◆ **Given task**:
Rewrite the listing from its start through the line containing "qx-right-label (288, 644, 301, 660)", switching "value-cell" to "data-cell" and leaving everything else unchanged.

◆ **Task input**:
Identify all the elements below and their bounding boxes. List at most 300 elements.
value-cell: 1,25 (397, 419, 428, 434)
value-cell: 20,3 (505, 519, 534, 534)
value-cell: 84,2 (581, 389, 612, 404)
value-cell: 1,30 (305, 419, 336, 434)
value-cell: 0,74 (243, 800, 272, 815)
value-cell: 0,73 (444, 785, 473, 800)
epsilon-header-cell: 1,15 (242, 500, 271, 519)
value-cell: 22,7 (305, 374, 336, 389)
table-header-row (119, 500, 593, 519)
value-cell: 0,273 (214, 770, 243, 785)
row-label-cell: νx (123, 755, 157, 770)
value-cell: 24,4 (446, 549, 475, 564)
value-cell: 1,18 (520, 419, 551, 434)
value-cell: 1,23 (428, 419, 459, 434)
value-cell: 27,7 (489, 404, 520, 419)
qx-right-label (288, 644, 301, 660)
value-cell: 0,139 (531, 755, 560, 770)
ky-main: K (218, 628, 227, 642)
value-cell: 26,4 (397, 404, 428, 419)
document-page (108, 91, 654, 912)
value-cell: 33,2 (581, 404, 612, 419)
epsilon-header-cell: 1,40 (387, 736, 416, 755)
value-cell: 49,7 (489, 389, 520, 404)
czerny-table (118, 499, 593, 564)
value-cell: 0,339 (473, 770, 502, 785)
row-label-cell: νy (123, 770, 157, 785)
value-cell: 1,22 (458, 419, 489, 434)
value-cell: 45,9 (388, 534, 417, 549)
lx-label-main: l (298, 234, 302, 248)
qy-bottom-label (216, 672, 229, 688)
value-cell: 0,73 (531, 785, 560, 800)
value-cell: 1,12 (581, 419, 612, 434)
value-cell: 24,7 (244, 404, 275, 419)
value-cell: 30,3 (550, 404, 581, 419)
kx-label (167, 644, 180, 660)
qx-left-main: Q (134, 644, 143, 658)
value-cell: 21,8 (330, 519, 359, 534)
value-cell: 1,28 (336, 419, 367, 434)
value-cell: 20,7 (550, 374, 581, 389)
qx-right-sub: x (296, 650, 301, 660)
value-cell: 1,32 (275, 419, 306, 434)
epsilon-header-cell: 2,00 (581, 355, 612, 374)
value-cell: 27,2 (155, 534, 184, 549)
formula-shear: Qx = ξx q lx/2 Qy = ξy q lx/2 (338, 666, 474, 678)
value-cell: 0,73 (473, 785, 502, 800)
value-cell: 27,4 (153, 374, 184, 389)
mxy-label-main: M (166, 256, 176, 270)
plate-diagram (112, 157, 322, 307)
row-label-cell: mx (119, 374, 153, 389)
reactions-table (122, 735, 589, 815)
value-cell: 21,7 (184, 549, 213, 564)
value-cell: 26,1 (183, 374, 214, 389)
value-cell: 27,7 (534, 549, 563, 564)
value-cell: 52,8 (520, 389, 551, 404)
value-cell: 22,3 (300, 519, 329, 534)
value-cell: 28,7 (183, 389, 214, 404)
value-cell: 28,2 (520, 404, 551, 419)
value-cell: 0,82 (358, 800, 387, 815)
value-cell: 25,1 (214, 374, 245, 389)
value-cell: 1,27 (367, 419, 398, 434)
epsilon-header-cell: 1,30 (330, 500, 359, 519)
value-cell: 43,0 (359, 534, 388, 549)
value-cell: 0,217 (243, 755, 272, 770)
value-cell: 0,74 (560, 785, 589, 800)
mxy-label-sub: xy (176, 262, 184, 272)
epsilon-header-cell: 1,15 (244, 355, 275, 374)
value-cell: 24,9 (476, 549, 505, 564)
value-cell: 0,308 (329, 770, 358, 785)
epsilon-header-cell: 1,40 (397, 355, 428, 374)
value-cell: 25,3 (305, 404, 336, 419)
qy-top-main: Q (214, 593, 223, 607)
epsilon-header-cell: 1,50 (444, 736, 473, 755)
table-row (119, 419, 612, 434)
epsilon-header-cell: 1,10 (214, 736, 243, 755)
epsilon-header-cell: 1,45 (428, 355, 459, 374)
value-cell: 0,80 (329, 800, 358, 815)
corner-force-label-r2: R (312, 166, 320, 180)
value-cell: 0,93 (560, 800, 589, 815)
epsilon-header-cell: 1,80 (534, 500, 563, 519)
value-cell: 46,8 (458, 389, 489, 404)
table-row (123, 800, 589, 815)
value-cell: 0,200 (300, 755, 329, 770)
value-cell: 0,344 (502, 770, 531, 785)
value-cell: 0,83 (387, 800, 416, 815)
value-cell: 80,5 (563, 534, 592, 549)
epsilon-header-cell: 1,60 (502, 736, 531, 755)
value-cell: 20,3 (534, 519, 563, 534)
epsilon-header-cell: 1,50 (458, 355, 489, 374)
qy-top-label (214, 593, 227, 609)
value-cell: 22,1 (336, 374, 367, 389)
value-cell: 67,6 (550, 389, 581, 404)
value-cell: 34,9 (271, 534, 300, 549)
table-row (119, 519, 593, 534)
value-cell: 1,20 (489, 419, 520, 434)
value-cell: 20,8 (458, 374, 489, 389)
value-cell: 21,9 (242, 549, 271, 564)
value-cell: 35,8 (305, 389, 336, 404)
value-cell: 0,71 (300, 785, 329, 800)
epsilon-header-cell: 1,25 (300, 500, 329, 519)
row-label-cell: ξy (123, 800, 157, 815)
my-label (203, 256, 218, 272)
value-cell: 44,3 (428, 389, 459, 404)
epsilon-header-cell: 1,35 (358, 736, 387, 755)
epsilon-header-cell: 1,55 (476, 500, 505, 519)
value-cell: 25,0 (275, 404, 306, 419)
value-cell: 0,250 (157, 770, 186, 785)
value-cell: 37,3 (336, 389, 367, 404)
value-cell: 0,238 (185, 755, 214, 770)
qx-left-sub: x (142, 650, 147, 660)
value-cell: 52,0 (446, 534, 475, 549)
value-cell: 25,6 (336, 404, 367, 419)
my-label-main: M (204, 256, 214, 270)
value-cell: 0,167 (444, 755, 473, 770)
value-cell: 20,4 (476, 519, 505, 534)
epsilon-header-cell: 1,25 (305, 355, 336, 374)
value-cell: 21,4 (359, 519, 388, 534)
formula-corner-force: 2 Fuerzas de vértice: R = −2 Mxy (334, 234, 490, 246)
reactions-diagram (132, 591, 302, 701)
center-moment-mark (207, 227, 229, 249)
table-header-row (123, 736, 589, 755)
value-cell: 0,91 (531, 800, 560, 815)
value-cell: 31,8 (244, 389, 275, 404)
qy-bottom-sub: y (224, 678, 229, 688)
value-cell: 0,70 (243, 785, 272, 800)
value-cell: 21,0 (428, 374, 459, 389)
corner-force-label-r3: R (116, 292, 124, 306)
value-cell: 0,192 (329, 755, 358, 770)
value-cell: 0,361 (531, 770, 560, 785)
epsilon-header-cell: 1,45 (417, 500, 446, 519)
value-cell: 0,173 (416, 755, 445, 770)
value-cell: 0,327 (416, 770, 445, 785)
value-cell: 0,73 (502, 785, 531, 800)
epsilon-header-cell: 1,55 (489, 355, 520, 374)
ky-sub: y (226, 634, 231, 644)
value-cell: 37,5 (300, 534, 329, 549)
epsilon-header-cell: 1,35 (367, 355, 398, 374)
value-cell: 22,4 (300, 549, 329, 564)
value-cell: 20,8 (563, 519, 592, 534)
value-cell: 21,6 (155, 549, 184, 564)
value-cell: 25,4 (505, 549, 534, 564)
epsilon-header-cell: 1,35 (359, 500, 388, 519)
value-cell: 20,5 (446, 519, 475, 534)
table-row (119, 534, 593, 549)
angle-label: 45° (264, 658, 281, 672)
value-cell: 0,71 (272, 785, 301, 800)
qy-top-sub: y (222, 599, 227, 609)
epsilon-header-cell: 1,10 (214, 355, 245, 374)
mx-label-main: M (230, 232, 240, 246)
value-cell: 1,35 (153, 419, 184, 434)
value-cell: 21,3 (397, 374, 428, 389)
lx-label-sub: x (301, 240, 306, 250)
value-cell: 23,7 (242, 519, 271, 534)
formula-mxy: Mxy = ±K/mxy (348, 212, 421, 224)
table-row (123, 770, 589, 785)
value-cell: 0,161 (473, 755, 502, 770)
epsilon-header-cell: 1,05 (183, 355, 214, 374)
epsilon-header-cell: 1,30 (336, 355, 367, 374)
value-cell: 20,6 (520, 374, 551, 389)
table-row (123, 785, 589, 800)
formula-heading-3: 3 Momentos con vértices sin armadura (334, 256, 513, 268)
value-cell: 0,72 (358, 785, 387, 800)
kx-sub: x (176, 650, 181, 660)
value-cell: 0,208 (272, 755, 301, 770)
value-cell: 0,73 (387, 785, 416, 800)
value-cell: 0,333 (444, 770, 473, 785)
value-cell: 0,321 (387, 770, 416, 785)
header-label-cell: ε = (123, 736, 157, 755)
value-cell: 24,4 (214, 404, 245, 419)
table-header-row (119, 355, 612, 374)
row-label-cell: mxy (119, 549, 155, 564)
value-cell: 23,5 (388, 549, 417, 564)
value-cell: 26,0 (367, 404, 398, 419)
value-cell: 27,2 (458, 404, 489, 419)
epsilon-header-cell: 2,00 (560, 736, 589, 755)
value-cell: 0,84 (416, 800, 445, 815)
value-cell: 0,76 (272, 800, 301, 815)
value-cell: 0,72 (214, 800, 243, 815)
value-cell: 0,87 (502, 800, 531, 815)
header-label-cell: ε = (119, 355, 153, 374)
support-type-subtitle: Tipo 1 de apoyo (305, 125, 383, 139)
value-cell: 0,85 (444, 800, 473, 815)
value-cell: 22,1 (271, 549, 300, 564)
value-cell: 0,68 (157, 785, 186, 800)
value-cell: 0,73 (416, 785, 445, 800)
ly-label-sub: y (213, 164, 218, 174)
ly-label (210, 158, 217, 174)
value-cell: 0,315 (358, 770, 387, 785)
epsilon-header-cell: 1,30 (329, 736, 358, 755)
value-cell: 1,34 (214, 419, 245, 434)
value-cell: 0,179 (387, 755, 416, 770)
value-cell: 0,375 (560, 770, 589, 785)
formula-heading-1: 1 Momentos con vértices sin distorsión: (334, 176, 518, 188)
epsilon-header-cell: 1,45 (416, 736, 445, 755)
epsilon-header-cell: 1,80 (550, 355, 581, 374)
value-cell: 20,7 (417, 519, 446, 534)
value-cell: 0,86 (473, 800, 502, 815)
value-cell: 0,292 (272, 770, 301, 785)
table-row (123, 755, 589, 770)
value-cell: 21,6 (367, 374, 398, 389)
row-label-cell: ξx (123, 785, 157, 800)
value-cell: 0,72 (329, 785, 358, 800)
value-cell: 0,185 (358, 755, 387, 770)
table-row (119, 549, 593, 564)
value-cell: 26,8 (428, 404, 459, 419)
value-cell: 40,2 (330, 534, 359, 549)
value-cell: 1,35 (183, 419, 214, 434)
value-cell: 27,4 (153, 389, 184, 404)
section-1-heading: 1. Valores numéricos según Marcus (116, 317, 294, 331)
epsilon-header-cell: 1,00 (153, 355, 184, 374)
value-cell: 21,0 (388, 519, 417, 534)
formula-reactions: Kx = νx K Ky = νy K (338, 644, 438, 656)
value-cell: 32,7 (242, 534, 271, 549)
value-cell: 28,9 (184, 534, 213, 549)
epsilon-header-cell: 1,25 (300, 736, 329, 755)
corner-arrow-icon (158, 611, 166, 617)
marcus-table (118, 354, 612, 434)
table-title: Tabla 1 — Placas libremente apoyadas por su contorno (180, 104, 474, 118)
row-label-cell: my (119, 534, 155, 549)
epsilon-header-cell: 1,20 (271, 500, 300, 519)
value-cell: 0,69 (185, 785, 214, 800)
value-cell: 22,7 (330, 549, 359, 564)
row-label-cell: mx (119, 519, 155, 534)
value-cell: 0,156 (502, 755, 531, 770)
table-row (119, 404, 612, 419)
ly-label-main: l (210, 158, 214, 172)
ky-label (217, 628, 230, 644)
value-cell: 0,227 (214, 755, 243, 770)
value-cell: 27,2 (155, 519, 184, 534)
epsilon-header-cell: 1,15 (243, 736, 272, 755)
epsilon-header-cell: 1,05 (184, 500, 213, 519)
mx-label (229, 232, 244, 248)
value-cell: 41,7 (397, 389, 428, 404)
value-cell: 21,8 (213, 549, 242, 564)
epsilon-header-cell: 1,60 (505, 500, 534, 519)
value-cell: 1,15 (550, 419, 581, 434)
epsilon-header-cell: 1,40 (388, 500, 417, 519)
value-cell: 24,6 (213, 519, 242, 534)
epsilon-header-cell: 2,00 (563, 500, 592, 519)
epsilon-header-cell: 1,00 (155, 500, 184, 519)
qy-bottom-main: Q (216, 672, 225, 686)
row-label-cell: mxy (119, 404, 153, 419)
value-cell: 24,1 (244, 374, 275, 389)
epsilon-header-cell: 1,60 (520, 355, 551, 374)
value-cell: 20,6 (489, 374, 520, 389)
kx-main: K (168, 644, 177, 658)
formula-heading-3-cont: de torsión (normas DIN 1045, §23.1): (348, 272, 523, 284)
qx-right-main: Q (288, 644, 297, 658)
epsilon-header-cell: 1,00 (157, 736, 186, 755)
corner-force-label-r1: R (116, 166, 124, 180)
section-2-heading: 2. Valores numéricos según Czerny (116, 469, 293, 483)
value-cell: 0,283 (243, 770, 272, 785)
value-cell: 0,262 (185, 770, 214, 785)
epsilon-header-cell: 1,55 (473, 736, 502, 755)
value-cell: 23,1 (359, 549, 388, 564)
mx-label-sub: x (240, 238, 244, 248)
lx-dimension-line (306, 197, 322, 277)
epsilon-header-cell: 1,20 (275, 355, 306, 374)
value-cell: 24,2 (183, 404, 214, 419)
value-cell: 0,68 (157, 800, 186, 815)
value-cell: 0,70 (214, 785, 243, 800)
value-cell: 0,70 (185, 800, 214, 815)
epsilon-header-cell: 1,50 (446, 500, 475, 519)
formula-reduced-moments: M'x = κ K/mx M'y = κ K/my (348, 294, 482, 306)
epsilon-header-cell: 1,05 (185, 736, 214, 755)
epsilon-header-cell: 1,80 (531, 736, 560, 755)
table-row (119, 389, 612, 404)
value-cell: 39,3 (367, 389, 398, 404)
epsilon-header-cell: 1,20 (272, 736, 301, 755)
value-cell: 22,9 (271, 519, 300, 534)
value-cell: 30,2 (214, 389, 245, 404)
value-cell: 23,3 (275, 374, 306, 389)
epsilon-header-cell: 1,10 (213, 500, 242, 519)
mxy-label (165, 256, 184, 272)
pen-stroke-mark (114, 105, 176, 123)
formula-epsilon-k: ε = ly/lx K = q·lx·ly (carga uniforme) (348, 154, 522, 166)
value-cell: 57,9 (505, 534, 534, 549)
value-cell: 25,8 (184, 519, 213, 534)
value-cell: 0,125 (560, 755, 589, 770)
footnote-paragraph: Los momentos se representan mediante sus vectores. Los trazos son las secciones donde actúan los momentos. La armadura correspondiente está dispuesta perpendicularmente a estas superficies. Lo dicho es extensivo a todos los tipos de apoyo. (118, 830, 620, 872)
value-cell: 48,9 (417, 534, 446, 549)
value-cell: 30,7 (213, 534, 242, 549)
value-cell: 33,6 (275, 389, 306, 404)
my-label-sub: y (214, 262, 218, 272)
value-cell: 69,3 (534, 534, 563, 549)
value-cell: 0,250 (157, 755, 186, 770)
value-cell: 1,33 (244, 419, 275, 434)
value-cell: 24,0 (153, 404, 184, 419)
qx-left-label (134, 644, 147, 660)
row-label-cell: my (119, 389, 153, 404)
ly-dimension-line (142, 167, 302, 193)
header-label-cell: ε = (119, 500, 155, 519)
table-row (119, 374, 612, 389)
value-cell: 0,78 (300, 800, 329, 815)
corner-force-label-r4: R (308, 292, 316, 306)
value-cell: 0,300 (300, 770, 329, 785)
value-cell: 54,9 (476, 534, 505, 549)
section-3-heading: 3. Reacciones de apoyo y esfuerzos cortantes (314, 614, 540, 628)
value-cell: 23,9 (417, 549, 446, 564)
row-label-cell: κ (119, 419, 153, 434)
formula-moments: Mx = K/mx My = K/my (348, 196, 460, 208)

◆ **Written response**:
Identify all the elements below and their bounding boxes. List at most 300 elements.
data-cell: 1,25 (397, 419, 428, 434)
data-cell: 20,3 (505, 519, 534, 534)
data-cell: 84,2 (581, 389, 612, 404)
data-cell: 1,30 (305, 419, 336, 434)
data-cell: 0,74 (243, 800, 272, 815)
data-cell: 0,73 (444, 785, 473, 800)
epsilon-header-cell: 1,15 (242, 500, 271, 519)
data-cell: 22,7 (305, 374, 336, 389)
table-header-row (119, 500, 593, 519)
data-cell: 0,273 (214, 770, 243, 785)
row-label-cell: νx (123, 755, 157, 770)
data-cell: 24,4 (446, 549, 475, 564)
data-cell: 1,18 (520, 419, 551, 434)
data-cell: 1,23 (428, 419, 459, 434)
data-cell: 27,7 (489, 404, 520, 419)
qx-right-label (288, 644, 301, 660)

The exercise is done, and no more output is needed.